====== DATASET RECORDS ======
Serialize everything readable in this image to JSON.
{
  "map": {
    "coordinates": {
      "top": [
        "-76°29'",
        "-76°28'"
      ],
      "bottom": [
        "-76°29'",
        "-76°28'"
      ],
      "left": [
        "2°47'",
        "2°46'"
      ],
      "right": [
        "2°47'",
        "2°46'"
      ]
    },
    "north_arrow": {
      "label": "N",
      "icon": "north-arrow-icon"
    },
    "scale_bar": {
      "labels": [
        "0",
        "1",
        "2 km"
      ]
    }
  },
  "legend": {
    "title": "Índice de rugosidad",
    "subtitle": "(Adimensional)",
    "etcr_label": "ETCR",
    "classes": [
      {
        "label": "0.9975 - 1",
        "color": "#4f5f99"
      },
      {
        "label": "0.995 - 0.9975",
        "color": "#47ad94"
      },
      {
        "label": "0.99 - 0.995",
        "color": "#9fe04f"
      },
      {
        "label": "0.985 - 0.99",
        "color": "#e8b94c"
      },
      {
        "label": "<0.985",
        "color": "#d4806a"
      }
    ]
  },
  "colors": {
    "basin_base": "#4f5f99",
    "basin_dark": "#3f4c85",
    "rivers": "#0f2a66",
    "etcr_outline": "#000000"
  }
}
======
• **WRITTEN REQUEST**
Retype every entry above, word for word.

• **TASK RESULT**
Serialize everything readable in this image to JSON.
{
  "map": {
    "coordinates": {
      "top": [
        "-76°29'",
        "-76°28'"
      ],
      "bottom": [
        "-76°29'",
        "-76°28'"
      ],
      "left": [
        "2°47'",
        "2°46'"
      ],
      "right": [
        "2°47'",
        "2°46'"
      ]
    },
    "north_arrow": {
      "label": "N",
      "icon": "north-arrow-icon"
    },
    "scale_bar": {
      "labels": [
        "0",
        "1",
        "2 km"
      ]
    }
  },
  "legend": {
    "title": "Índice de rugosidad",
    "subtitle": "(Adimensional)",
    "etcr_label": "ETCR",
    "classes": [
      {
        "label": "0.9975 - 1",
        "color": "#4f5f99"
      },
      {
        "label": "0.995 - 0.9975",
        "color": "#47ad94"
      },
      {
        "label": "0.99 - 0.995",
        "color": "#9fe04f"
      },
      {
        "label": "0.985 - 0.99",
        "color": "#e8b94c"
      },
      {
        "label": "<0.985",
        "color": "#d4806a"
      }
    ]
  },
  "colors": {
    "basin_base": "#4f5f99",
    "basin_dark": "#3f4c85",
    "rivers": "#0f2a66",
    "etcr_outline": "#000000"
  }
}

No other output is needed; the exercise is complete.